_Exercise prompt_
From the excerpt on PHP request and response objects, set down word for word the passage that begins at the words "You could maybe" and stops after the words "itself provided them.".

_Extract provided_
========================

You’re tired of dealing with the $_GET, $_POST, etc. superglobals in your PHP 7 application. You wish $_FILES was easer to deal with. You’d prefer to wrap them all in an object to pass around to your class methods, so they’d be easier to test. And as long as they’re all in an object, it might be nice to have parsed representations of the various incoming headers. Preferably, you’d like for it to be read-only, so that the various libraries you use can’t modify superglobal state out from under you.

Likewise, seeing the “Cannot modify header information – headers already sent” warning is getting on your nerves. You’d like to get away from using header(), setcookie(), and the rest. You know they’re hard to inspect, and they’re hard to test. What would be great is to have all that response work wrapped in another object that you can pass around, and inspect or modify it before sending the response back to the client.

You could maybe adopt a framework, but why do that for your custom project? Just a pair of server-side request and response objects would make your life so much easer. Why can’t there be set of internal PHP classes for that?

Well, now there is. You can install the request extension from John Boehr and myself to get ServerRequest and ServerReponse objects as if PHP itself provided them.

ServerRequest

After you install the extension, you can issue $request = new ServerRequest(), and then:

Instead of ...                          ... use:
--------------------------------------- ---------------------------------------
$_COOKIE                                $request->cookie
$_ENV                                   $request->env
$_GET                                   $request->get
$_FILES                                 $request->files
$_POST                                  $request->post
$_SERVER                                $request->server
$_SERVER['REQUEST_METHOD']              $request->method
$_SERVER['HTTP_HEADER_NAME']            $request->headers['header-name']
file_get_contents('php://input')        $request->content
$_SERVER['HTTP_CONTENT_LENGTH']         $request->contentLength
$_SERVER['HTTP_CONTENT_MD5']            $request->contentMd5
$_SERVER['PHP_AUTH_PW']                 $request->authPw
$_SERVER['PHP_AUTH_TYPE']               $request->authType
$_SERVER['PHP_AUTH_USER']               $request->authUser

Likewise:

Instead of parsing ...                  ... use:
--------------------------------------- ---------------------------------------
isset($_SERVER['key'])                  $request->server['key'] ?? 'default'
  ? $_SERVER['key']                     (good for all superglobals)

========================

_Data supplied_
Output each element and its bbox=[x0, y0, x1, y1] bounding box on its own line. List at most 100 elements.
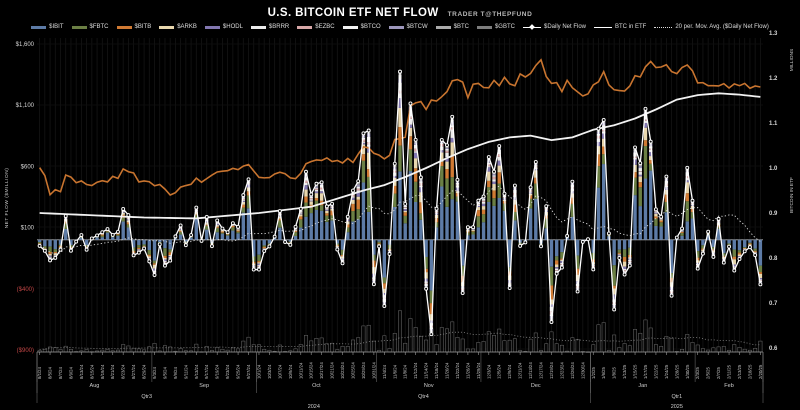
x-date-label: 2/3/25 bbox=[695, 366, 700, 379]
daily-net-flow-marker bbox=[528, 185, 533, 190]
stacked-bar-segment bbox=[272, 238, 277, 240]
stacked-bar-segment bbox=[178, 231, 183, 235]
stacked-bar-segment bbox=[37, 243, 42, 245]
x-date-label: 10/3/24 bbox=[267, 364, 272, 379]
x-date-label: 2/11/25 bbox=[727, 364, 732, 379]
stacked-bar-segment bbox=[372, 260, 376, 268]
stacked-bar-segment bbox=[105, 231, 110, 233]
daily-net-flow-marker bbox=[601, 118, 606, 122]
stacked-bar-segment bbox=[346, 227, 350, 233]
stacked-bar-segment bbox=[445, 168, 449, 179]
stacked-bar-segment bbox=[382, 288, 387, 294]
stacked-bar-segment bbox=[246, 208, 251, 240]
stacked-bar-segment bbox=[189, 237, 193, 240]
stacked-bar-segment bbox=[434, 227, 439, 240]
stacked-bar-segment bbox=[309, 207, 313, 214]
stacked-bar-segment bbox=[178, 230, 183, 232]
stacked-bar-segment bbox=[163, 259, 167, 262]
stacked-bar-segment bbox=[617, 252, 622, 254]
stacked-bar-segment bbox=[194, 215, 199, 219]
x-date-label: 2/7/25 bbox=[716, 366, 721, 379]
stacked-bar-segment bbox=[84, 244, 89, 247]
daily-net-flow-marker bbox=[737, 257, 742, 261]
stacked-bar-segment bbox=[549, 266, 554, 286]
month-label: Sep bbox=[199, 383, 209, 389]
stacked-bar-segment bbox=[554, 256, 559, 261]
stacked-bar-segment bbox=[126, 227, 131, 240]
daily-net-flow-marker bbox=[643, 106, 648, 111]
bottom-volume-bar bbox=[163, 345, 167, 353]
bottom-volume-bar bbox=[612, 334, 617, 353]
stacked-bar-segment bbox=[356, 182, 360, 185]
legend-label: BTC in ETF bbox=[615, 24, 647, 30]
bottom-volume-bar bbox=[559, 344, 564, 353]
daily-net-flow-marker bbox=[272, 234, 277, 239]
daily-net-flow-marker bbox=[95, 233, 100, 238]
daily-net-flow-marker bbox=[53, 255, 58, 260]
stacked-bar-segment bbox=[100, 235, 104, 238]
legend-item--daily-net-flow: $Daily Net Flow bbox=[522, 23, 586, 30]
x-date-label: 8/9/24 bbox=[68, 366, 73, 379]
legend-label: $BTC bbox=[453, 24, 469, 30]
stacked-bar-segment bbox=[502, 210, 507, 240]
stacked-bar-segment bbox=[398, 98, 402, 108]
daily-net-flow-marker bbox=[361, 131, 366, 136]
daily-net-flow-marker bbox=[669, 293, 674, 298]
stacked-bar-segment bbox=[445, 178, 449, 207]
stacked-bar-segment bbox=[137, 239, 141, 246]
stacked-bar-segment bbox=[487, 164, 491, 167]
stacked-bar-segment bbox=[638, 206, 642, 240]
month-label: Jan bbox=[638, 383, 647, 389]
stacked-bar-segment bbox=[601, 138, 606, 147]
stacked-bar-segment bbox=[476, 216, 481, 228]
stacked-bar-segment bbox=[445, 157, 449, 162]
bottom-volume-bar bbox=[293, 348, 298, 353]
stacked-bar-segment bbox=[743, 247, 747, 249]
stacked-bar-segment bbox=[413, 181, 418, 202]
stacked-bar-segment bbox=[351, 211, 355, 222]
stacked-bar-segment bbox=[178, 234, 183, 240]
daily-net-flow-marker bbox=[42, 248, 47, 253]
stacked-bar-segment bbox=[403, 207, 407, 210]
stacked-bar-segment bbox=[147, 254, 151, 257]
stacked-bar-segment bbox=[534, 183, 538, 199]
bottom-volume-bar bbox=[178, 348, 183, 353]
stacked-bar-segment bbox=[638, 174, 642, 177]
stacked-bar-segment bbox=[743, 248, 747, 249]
daily-net-flow-marker bbox=[377, 244, 382, 249]
stacked-bar-segment bbox=[758, 272, 763, 274]
stacked-bar-segment bbox=[319, 187, 324, 190]
x-date-label: 1/24/25 bbox=[664, 364, 669, 379]
stacked-bar-segment bbox=[340, 256, 345, 259]
stacked-bar-segment bbox=[654, 213, 658, 217]
stacked-bar-segment bbox=[492, 176, 496, 180]
bottom-volume-bar bbox=[685, 334, 690, 353]
right-axis-title: BITCOIN IN ETF bbox=[789, 177, 795, 213]
stacked-bar-segment bbox=[314, 209, 319, 240]
legend-label: $ARKB bbox=[177, 24, 197, 30]
stacked-bar-segment bbox=[455, 201, 460, 240]
stacked-bar-segment bbox=[638, 171, 642, 172]
stacked-bar-segment bbox=[205, 224, 209, 226]
bottom-volume-bar bbox=[575, 339, 580, 353]
stacked-bar-segment bbox=[194, 211, 199, 215]
stacked-bar-segment bbox=[319, 191, 324, 194]
daily-net-flow-marker bbox=[596, 126, 601, 131]
stacked-bar-segment bbox=[309, 199, 313, 201]
stacked-bar-segment bbox=[628, 239, 632, 248]
stacked-bar-segment bbox=[497, 154, 501, 157]
stacked-bar-segment bbox=[758, 279, 763, 281]
x-date-label: 10/11/24 bbox=[298, 362, 303, 379]
stacked-bar-segment bbox=[252, 239, 256, 257]
stacked-bar-segment bbox=[366, 146, 371, 153]
stacked-bar-segment bbox=[513, 220, 517, 240]
stacked-bar-segment bbox=[622, 249, 627, 257]
bottom-volume-bar bbox=[486, 331, 491, 353]
stacked-bar-segment bbox=[361, 160, 366, 183]
right-axis-tick-label: 0.7 bbox=[769, 301, 778, 307]
stacked-bar-segment bbox=[408, 136, 413, 150]
stacked-bar-segment bbox=[257, 265, 261, 267]
stacked-bar-segment bbox=[638, 187, 642, 207]
daily-net-flow-marker bbox=[533, 160, 538, 164]
x-date-label: 8/21/24 bbox=[110, 364, 115, 379]
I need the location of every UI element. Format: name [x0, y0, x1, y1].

========================

_Output_
You could maybe adopt a framework, but why do that for your custom project? Just a pair of server-side request and response objects would make your life so much easer. Why can’t there be set of internal PHP classes for that?

Well, now there is. You can install the request extension from John Boehr and myself to get ServerRequest and ServerReponse objects as if PHP itself provided them.